*TO DO*: Below are the records; locate each line with the word "态度诚恳" and copy it.

*ROWS*:
# # #

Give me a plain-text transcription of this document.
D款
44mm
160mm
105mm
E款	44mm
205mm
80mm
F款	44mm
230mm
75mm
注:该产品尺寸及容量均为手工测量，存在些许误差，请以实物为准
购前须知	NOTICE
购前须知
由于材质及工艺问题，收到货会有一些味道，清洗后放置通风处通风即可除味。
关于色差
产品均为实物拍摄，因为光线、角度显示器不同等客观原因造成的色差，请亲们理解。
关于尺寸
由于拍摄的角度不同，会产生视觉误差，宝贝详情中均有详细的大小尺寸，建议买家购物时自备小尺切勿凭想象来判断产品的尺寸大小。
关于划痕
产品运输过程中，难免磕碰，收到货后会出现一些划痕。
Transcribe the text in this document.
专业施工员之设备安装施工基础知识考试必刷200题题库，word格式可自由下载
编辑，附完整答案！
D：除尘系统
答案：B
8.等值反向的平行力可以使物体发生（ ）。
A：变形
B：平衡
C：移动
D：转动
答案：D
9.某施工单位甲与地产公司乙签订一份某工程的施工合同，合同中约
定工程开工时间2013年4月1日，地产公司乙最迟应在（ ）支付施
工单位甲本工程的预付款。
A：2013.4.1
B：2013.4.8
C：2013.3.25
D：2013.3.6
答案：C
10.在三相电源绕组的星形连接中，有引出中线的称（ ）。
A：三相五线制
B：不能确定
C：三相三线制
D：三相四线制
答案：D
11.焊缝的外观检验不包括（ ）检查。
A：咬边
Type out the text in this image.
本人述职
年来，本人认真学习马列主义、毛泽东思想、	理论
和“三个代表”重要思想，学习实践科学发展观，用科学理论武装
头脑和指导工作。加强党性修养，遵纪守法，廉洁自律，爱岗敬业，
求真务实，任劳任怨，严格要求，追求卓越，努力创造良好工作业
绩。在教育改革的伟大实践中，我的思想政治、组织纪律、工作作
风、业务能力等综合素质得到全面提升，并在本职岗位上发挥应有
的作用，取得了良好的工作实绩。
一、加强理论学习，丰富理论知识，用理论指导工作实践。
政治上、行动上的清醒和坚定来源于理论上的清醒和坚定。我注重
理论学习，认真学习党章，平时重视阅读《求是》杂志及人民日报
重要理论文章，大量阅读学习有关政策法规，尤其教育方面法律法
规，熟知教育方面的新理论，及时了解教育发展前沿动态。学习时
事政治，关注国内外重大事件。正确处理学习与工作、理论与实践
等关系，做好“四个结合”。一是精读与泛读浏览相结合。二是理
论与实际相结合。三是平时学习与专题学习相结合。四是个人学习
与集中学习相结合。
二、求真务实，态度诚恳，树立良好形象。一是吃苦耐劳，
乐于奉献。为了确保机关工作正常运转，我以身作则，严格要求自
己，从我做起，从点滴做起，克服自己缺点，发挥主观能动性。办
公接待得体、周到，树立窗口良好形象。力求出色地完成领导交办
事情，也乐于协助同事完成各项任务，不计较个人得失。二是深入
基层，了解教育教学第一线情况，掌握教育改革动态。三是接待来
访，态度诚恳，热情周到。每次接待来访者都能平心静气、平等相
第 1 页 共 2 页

# # #

*ANSWER TO THIS TASK*:
二、求真务实，态度诚恳，树立良好形象。一是吃苦耐劳，
访，态度诚恳，热情周到。每次接待来访者都能平心静气、平等相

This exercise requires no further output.